● Work to do: Identify the lines in the data below that contain "biennial" and give only how many there are.

▶

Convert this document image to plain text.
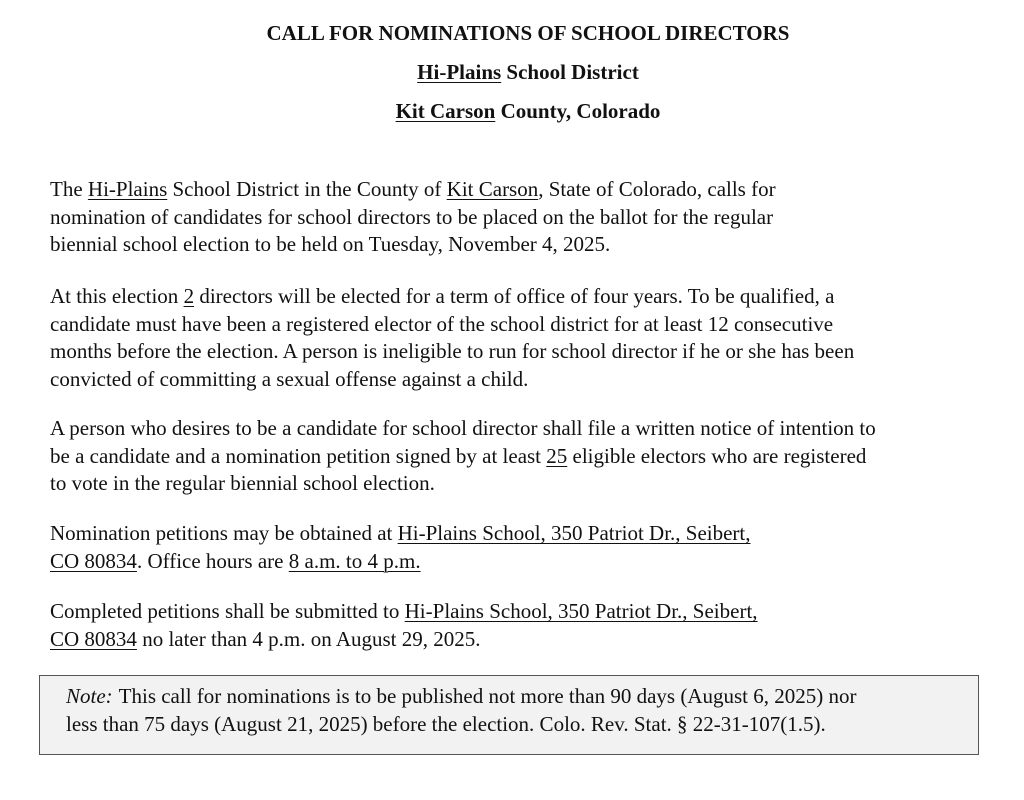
CALL FOR NOMINATIONS OF SCHOOL DIRECTORS
Hi-Plains School District
Kit Carson County, Colorado
The Hi-Plains School District in the County of Kit Carson, State of Colorado, calls for
nomination of candidates for school directors to be placed on the ballot for the regular
biennial school election to be held on Tuesday, November 4, 2025.
At this election 2 directors will be elected for a term of office of four years. To be qualified, a
candidate must have been a registered elector of the school district for at least 12 consecutive
months before the election. A person is ineligible to run for school director if he or she has been
convicted of committing a sexual offense against a child.
A person who desires to be a candidate for school director shall file a written notice of intention to
be a candidate and a nomination petition signed by at least 25 eligible electors who are registered
to vote in the regular biennial school election.
Nomination petitions may be obtained at Hi-Plains School, 350 Patriot Dr., Seibert,
CO 80834. Office hours are 8 a.m. to 4 p.m.
Completed petitions shall be submitted to Hi-Plains School, 350 Patriot Dr., Seibert,
CO 80834 no later than 4 p.m. on August 29, 2025.
Note: This call for nominations is to be published not more than 90 days (August 6, 2025) nor
less than 75 days (August 21, 2025) before the election. Colo. Rev. Stat. § 22-31-107(1.5).
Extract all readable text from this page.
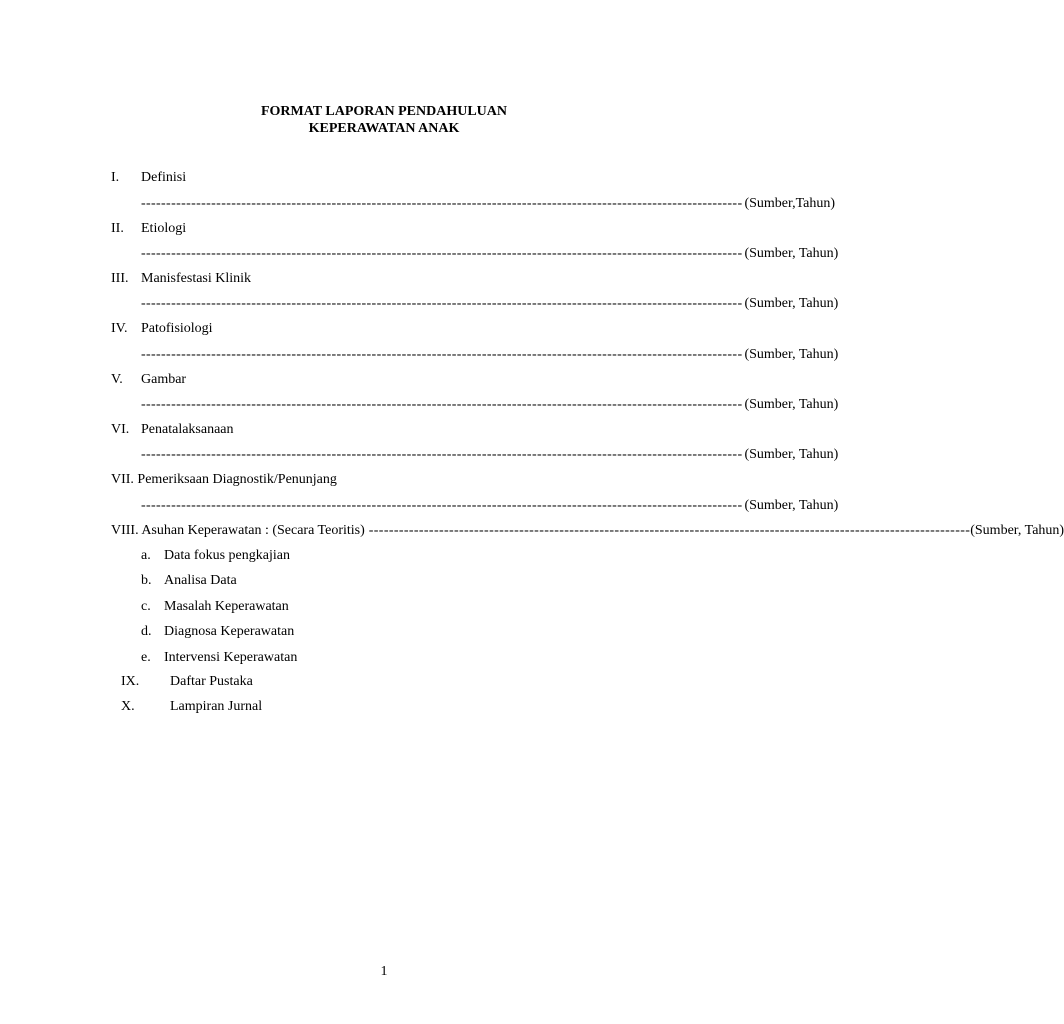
FORMAT LAPORAN PENDAHULUAN
KEPERAWATAN ANAK
I. Definisi
------------------------------------------------------------------------------------------------------------------------ (Sumber,Tahun)
II. Etiologi
------------------------------------------------------------------------------------------------------------------------ (Sumber, Tahun)
III. Manisfestasi Klinik
------------------------------------------------------------------------------------------------------------------------ (Sumber, Tahun)
IV. Patofisiologi
------------------------------------------------------------------------------------------------------------------------ (Sumber, Tahun)
V. Gambar
------------------------------------------------------------------------------------------------------------------------ (Sumber, Tahun)
VI. Penatalaksanaan
------------------------------------------------------------------------------------------------------------------------ (Sumber, Tahun)
VII. Pemeriksaan Diagnostik/Penunjang
------------------------------------------------------------------------------------------------------------------------ (Sumber, Tahun)
VIII. Asuhan Keperawatan : (Secara Teoritis) ------------------------------------------------------------------------------------------------------------------------ (Sumber, Tahun)
a. Data fokus pengkajian
b. Analisa Data
c. Masalah Keperawatan
d. Diagnosa Keperawatan
e. Intervensi Keperawatan
IX. Daftar Pustaka
X.	Lampiran Jurnal
1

◀

● Result of this exercise: 2